## Exercise requirements
Return all the entries exactly, keeping pictures out.

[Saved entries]
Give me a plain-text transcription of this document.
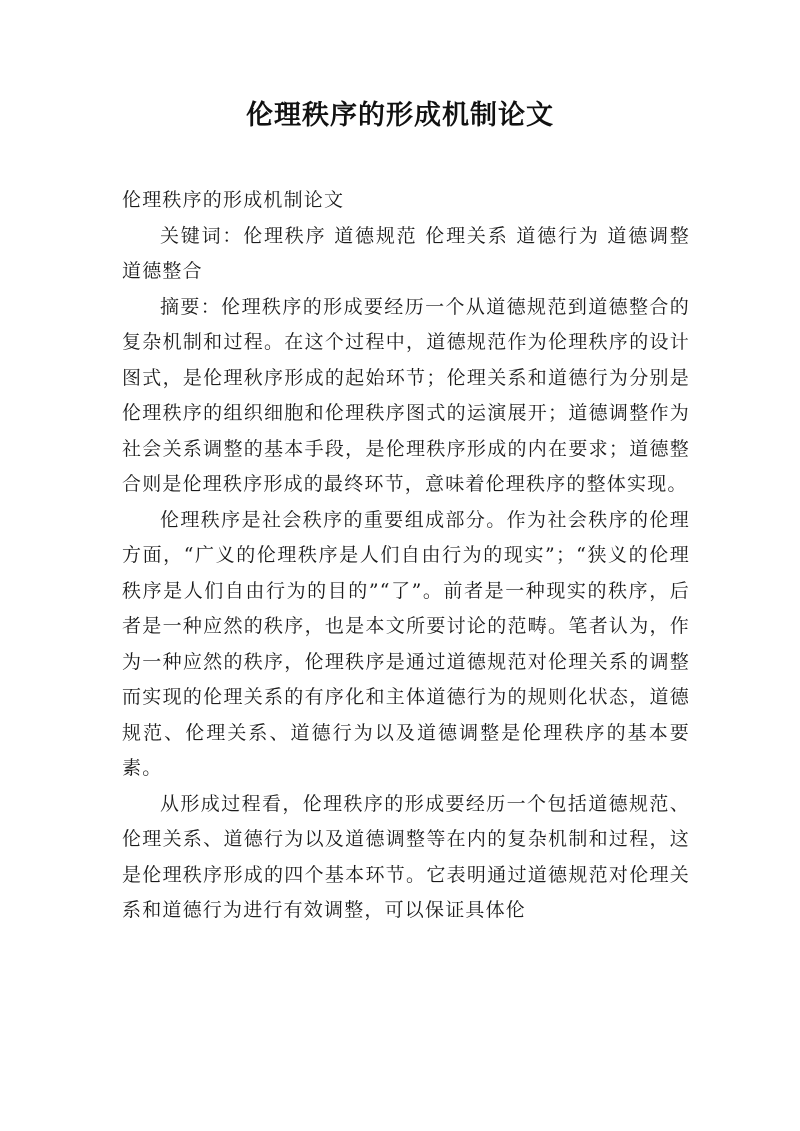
伦理秩序的形成机制论文

伦理秩序的形成机制论文

关键词：伦理秩序 道德规范 伦理关系 道德行为 道德调整 道德整合

摘要：伦理秩序的形成要经历一个从道德规范到道德整合的复杂机制和过程。在这个过程中，道德规范作为伦理秩序的设计图式，是伦理秋序形成的起始环节；伦理关系和道德行为分别是伦理秩序的组织细胞和伦理秩序图式的运演展开；道德调整作为社会关系调整的基本手段，是伦理秩序形成的内在要求；道德整合则是伦理秩序形成的最终环节，意味着伦理秩序的整体实现。

伦理秩序是社会秩序的重要组成部分。作为社会秩序的伦理方面，“广义的伦理秩序是人们自由行为的现实”；“狭义的伦理秩序是人们自由行为的目的”“了”。前者是一种现实的秩序，后者是一种应然的秩序，也是本文所要讨论的范畴。笔者认为，作为一种应然的秩序，伦理秩序是通过道德规范对伦理关系的调整而实现的伦理关系的有序化和主体道德行为的规则化状态，道德规范、伦理关系、道德行为以及道德调整是伦理秩序的基本要素。

从形成过程看，伦理秩序的形成要经历一个包括道德规范、伦理关系、道德行为以及道德调整等在内的复杂机制和过程，这是伦理秩序形成的四个基本环节。它表明通过道德规范对伦理关系和道德行为进行有效调整，可以保证具体伦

## Written solution
Give me a plain-text transcription of this document.
伦理秩序的形成机制论文

伦理秩序的形成机制论文

关键词：伦理秩序 道德规范 伦理关系 道德行为 道德调整 道德整合

摘要：伦理秩序的形成要经历一个从道德规范到道德整合的复杂机制和过程。在这个过程中，道德规范作为伦理秩序的设计图式，是伦理秋序形成的起始环节；伦理关系和道德行为分别是伦理秩序的组织细胞和伦理秩序图式的运演展开；道德调整作为社会关系调整的基本手段，是伦理秩序形成的内在要求；道德整合则是伦理秩序形成的最终环节，意味着伦理秩序的整体实现。

伦理秩序是社会秩序的重要组成部分。作为社会秩序的伦理方面，“广义的伦理秩序是人们自由行为的现实”；“狭义的伦理秩序是人们自由行为的目的”“了”。前者是一种现实的秩序，后者是一种应然的秩序，也是本文所要讨论的范畴。笔者认为，作为一种应然的秩序，伦理秩序是通过道德规范对伦理关系的调整而实现的伦理关系的有序化和主体道德行为的规则化状态，道德规范、伦理关系、道德行为以及道德调整是伦理秩序的基本要素。

从形成过程看，伦理秩序的形成要经历一个包括道德规范、伦理关系、道德行为以及道德调整等在内的复杂机制和过程，这是伦理秩序形成的四个基本环节。它表明通过道德规范对伦理关系和道德行为进行有效调整，可以保证具体伦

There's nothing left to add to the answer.